======== MATERIALS PROVIDED
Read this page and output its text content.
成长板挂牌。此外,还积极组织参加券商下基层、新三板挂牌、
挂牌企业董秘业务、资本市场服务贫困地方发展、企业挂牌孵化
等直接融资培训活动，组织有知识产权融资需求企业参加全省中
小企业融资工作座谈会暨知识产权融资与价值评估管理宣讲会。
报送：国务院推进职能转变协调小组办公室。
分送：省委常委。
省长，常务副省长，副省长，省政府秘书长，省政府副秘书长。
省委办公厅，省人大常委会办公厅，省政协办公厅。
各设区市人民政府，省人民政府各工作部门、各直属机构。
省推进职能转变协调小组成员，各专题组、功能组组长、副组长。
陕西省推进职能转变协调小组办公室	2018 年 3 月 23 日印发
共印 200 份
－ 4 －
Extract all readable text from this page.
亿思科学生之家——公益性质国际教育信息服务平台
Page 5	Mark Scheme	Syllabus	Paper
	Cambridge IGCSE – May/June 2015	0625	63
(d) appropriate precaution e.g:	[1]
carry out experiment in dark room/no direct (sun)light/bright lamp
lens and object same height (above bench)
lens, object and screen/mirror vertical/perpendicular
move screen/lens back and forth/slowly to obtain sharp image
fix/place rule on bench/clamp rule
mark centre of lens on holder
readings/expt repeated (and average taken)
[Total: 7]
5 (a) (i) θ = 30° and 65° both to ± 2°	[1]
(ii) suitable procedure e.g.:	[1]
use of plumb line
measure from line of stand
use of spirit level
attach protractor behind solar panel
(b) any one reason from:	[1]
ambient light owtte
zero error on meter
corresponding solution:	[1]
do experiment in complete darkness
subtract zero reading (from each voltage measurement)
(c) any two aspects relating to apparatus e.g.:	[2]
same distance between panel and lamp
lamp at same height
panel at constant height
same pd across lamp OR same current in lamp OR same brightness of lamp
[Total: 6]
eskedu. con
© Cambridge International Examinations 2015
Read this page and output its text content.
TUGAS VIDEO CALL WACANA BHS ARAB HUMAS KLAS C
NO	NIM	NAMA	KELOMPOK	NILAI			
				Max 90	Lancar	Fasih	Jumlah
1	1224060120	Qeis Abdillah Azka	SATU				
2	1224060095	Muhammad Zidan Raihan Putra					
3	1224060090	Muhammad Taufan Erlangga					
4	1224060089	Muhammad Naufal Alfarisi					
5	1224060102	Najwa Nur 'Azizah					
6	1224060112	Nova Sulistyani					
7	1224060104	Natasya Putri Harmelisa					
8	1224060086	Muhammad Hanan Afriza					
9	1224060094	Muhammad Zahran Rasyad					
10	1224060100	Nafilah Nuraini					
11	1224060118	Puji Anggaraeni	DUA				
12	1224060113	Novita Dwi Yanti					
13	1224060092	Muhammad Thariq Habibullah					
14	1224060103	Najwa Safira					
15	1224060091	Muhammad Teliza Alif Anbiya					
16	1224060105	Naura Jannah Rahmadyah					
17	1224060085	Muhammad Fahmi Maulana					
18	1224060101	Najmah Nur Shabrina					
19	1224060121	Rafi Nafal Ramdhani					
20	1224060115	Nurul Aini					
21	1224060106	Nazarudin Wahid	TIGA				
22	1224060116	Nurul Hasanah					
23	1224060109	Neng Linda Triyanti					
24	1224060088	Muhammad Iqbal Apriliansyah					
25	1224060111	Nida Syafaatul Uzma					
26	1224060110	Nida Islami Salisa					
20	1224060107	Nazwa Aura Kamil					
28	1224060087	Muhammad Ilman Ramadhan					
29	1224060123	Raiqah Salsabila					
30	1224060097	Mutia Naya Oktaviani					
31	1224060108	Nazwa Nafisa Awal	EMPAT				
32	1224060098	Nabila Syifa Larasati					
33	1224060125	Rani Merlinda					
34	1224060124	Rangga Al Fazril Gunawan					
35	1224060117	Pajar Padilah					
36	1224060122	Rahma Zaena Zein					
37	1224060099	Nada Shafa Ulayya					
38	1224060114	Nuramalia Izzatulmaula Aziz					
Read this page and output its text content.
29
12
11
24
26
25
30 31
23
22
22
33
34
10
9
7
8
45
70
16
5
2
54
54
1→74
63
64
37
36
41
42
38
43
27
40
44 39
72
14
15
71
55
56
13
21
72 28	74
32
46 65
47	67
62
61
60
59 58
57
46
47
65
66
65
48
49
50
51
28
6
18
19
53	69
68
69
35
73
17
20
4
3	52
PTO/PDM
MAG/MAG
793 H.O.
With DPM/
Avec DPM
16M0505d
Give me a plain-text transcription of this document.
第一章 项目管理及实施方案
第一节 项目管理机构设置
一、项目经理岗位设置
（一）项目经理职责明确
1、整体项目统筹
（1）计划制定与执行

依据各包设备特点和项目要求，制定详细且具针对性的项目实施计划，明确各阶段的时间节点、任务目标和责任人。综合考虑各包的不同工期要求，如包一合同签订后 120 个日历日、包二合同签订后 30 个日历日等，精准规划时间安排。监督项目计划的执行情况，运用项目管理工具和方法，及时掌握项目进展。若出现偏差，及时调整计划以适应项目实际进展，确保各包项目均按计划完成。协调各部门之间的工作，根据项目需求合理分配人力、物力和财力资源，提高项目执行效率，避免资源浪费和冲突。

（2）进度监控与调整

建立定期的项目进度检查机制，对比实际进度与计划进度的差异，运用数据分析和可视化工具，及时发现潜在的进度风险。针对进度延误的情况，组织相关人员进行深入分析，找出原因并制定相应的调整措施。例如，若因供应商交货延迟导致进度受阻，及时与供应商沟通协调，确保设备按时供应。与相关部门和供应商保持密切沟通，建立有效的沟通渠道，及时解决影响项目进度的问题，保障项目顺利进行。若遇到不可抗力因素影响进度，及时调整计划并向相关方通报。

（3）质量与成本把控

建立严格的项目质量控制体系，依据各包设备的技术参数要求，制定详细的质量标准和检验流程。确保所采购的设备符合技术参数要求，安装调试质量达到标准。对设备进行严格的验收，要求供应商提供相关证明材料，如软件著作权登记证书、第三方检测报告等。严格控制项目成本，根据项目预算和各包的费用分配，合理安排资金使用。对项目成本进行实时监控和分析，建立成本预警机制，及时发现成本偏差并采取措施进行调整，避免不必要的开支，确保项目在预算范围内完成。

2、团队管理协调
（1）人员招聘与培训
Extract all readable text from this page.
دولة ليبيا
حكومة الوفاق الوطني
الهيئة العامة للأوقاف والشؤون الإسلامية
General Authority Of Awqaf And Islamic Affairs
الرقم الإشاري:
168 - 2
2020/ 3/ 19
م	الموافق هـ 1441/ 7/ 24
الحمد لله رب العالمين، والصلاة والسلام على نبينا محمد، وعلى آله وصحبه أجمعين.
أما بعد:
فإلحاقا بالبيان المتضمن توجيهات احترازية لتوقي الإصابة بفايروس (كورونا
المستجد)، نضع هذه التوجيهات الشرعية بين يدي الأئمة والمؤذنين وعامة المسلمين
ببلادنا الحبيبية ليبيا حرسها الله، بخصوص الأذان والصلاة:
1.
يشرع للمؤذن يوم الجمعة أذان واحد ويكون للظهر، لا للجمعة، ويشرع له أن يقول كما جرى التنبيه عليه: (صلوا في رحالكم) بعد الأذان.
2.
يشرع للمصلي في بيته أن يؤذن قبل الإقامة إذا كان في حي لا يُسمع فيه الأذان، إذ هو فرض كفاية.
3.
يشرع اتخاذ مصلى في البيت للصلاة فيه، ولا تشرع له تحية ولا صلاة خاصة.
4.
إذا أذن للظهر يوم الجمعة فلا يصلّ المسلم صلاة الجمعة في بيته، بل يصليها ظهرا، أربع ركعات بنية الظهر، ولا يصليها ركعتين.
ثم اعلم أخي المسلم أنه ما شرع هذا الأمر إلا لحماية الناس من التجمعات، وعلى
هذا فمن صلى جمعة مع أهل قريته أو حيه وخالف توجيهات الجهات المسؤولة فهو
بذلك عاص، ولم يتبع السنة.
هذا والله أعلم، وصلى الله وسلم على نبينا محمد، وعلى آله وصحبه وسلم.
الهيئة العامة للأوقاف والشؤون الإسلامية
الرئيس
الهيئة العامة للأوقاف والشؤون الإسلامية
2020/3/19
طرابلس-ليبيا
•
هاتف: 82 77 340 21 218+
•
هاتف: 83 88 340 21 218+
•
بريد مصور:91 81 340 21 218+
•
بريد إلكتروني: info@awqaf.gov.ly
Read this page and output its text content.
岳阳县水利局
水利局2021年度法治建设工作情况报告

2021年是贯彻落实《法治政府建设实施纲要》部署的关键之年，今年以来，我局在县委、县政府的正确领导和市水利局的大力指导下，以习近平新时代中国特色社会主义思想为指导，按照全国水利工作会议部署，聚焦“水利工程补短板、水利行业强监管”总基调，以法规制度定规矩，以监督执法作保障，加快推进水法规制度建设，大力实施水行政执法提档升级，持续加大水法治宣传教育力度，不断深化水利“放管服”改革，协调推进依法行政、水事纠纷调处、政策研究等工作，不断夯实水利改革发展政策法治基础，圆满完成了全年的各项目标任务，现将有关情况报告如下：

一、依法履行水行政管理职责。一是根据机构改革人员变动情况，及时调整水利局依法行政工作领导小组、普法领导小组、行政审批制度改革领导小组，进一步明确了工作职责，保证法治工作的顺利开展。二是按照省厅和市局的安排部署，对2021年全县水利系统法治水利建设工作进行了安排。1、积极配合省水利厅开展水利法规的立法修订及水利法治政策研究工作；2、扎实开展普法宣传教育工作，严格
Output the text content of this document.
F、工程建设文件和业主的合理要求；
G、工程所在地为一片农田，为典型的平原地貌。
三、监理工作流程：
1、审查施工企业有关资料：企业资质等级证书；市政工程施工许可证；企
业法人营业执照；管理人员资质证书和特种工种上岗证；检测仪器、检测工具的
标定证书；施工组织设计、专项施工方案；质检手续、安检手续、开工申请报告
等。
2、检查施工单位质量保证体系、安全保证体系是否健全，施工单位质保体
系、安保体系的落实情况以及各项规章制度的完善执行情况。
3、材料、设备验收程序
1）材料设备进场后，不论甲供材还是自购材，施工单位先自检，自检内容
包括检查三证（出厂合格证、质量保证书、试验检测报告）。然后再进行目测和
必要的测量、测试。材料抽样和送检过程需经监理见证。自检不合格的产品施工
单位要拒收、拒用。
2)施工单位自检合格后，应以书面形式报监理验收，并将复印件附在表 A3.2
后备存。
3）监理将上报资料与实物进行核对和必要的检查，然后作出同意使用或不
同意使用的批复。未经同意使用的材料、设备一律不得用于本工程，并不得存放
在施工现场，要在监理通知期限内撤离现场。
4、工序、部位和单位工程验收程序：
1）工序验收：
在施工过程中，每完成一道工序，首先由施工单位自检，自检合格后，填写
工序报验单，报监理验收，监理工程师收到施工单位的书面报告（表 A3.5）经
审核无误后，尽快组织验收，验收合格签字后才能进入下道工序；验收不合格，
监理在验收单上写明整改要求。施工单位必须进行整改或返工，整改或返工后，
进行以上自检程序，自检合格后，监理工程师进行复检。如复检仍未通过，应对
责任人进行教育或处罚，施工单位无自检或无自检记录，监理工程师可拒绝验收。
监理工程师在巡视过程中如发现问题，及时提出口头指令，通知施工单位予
================
TASK
Scan the records above and report how many lines include the word "يشرع", without any other text.

REPLY
3